***** ENTRIES SHOWN *****

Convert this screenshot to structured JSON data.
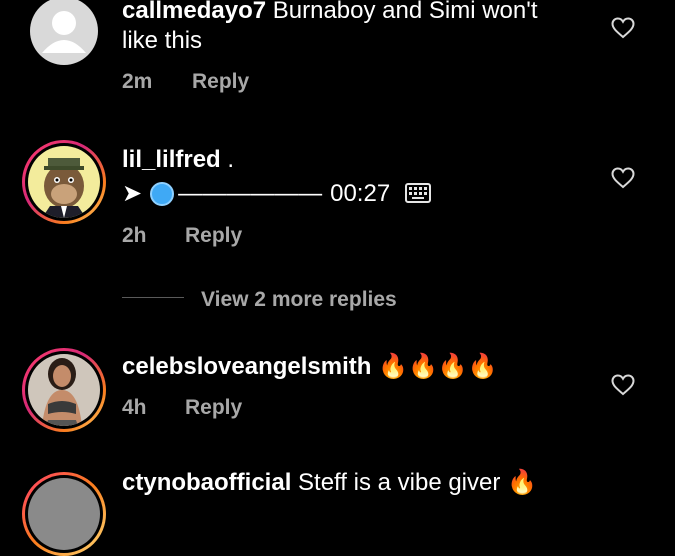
{
  "comments": [
    {
      "username": "callmedayo7",
      "text_line1": "Burnaboy and Simi won't",
      "text_line2": "like this",
      "time": "2m",
      "reply": "Reply"
    },
    {
      "username": "lil_lilfred",
      "suffix": ".",
      "voice_arrow": "➤",
      "voice_dash": "——————",
      "voice_time": "00:27",
      "time": "2h",
      "reply": "Reply"
    },
    {
      "username": "celebsloveangelsmith",
      "emojis": "🔥🔥🔥🔥",
      "time": "4h",
      "reply": "Reply"
    },
    {
      "username": "ctynobaofficial",
      "text": "Steff is a vibe giver",
      "emoji": "🔥"
    }
  ],
  "view_more": "View 2 more replies",
  "icons": {
    "like": "heart-icon",
    "keyboard": "keyboard-icon",
    "voice": "blue-circle-icon"
  },
  "colors": {
    "background": "#000000",
    "meta": "#a8a8a8",
    "voice_dot": "#3fa9f5"
  }
}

*****

▶ **EXERCISE PROMPT**
Copy every line from the entries that contains the word "like".

▶ **THE ANSWER**
      "text_line2": "like this",
    "like": "heart-icon",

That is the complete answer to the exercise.